--- start of Dataset records ---

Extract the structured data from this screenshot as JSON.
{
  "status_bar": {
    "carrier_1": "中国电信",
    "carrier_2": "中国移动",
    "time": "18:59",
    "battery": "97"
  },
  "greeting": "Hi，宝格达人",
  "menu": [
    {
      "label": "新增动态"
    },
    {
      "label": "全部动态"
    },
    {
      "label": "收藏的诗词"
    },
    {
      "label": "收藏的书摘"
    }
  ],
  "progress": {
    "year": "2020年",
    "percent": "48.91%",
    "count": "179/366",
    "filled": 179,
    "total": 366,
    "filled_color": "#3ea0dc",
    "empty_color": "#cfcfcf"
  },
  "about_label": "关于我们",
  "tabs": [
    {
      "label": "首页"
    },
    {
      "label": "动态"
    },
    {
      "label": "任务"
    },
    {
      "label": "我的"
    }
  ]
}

--- end of Dataset records ---

What you are asked to do →
Each line of the material should be echoed exactly.

Response for this exercise →
Extract the structured data from this screenshot as JSON.
{
  "status_bar": {
    "carrier_1": "中国电信",
    "carrier_2": "中国移动",
    "time": "18:59",
    "battery": "97"
  },
  "greeting": "Hi，宝格达人",
  "menu": [
    {
      "label": "新增动态"
    },
    {
      "label": "全部动态"
    },
    {
      "label": "收藏的诗词"
    },
    {
      "label": "收藏的书摘"
    }
  ],
  "progress": {
    "year": "2020年",
    "percent": "48.91%",
    "count": "179/366",
    "filled": 179,
    "total": 366,
    "filled_color": "#3ea0dc",
    "empty_color": "#cfcfcf"
  },
  "about_label": "关于我们",
  "tabs": [
    {
      "label": "首页"
    },
    {
      "label": "动态"
    },
    {
      "label": "任务"
    },
    {
      "label": "我的"
    }
  ]
}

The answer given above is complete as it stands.